— Start —

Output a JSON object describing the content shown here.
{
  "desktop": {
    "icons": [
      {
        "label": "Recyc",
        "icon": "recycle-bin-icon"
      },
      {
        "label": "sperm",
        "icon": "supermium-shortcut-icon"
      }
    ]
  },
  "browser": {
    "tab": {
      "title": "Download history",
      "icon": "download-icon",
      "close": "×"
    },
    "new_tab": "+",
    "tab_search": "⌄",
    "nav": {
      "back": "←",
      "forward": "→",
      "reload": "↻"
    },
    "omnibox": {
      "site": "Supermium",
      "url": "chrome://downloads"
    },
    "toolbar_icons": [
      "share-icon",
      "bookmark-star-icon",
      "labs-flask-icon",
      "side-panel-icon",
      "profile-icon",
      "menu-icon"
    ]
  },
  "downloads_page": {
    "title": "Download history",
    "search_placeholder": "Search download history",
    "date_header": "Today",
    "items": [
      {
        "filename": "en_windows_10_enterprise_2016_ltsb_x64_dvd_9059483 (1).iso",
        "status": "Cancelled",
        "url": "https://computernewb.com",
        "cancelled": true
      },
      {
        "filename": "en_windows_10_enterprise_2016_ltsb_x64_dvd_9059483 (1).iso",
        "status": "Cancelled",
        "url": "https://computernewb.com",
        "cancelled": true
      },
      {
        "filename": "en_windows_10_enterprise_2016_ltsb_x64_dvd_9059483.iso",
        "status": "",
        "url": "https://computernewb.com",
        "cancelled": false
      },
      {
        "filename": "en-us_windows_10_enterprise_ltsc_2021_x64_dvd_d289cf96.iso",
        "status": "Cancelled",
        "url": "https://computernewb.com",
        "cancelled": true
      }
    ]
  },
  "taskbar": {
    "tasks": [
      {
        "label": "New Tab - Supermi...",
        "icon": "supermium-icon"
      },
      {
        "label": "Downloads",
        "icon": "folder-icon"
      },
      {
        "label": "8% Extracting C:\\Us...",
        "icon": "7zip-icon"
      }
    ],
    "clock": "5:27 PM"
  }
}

— End —
— Start —

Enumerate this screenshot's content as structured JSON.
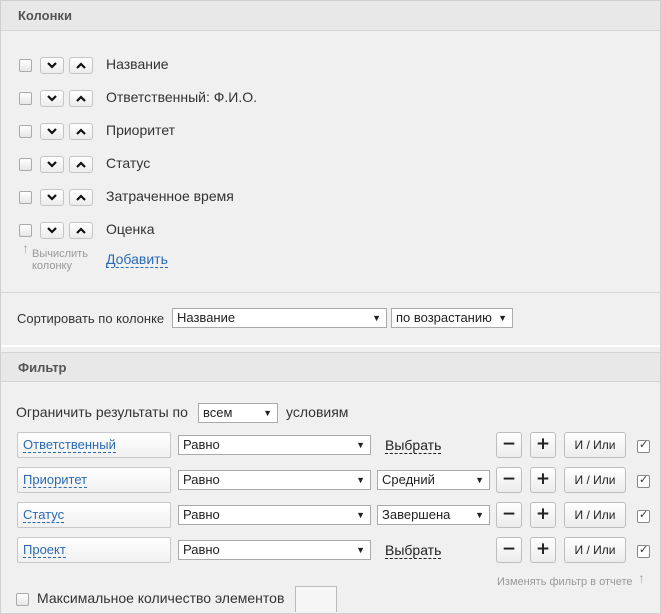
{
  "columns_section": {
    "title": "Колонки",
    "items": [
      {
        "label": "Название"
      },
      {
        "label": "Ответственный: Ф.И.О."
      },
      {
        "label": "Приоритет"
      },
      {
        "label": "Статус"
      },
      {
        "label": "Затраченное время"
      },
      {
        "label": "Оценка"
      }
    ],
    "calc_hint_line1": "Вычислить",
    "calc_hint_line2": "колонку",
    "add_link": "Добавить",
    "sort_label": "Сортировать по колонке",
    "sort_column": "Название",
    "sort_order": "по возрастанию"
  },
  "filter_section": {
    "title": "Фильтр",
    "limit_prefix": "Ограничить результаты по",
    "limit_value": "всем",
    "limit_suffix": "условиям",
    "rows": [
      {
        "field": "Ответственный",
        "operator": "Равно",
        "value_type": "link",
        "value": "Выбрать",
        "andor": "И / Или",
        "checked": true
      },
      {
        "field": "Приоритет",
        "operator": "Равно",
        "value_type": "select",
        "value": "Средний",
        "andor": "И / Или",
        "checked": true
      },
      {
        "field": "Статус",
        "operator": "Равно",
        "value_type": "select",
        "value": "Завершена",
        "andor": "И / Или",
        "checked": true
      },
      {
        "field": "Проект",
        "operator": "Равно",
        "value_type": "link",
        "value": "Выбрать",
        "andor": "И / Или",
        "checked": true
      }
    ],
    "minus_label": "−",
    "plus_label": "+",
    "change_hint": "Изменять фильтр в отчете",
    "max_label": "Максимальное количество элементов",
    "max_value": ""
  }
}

— End —

» SHORT TASK: Among the lines of the records above, count those holding the string "field", and report only the number.

» RESPONSE BELOW: 4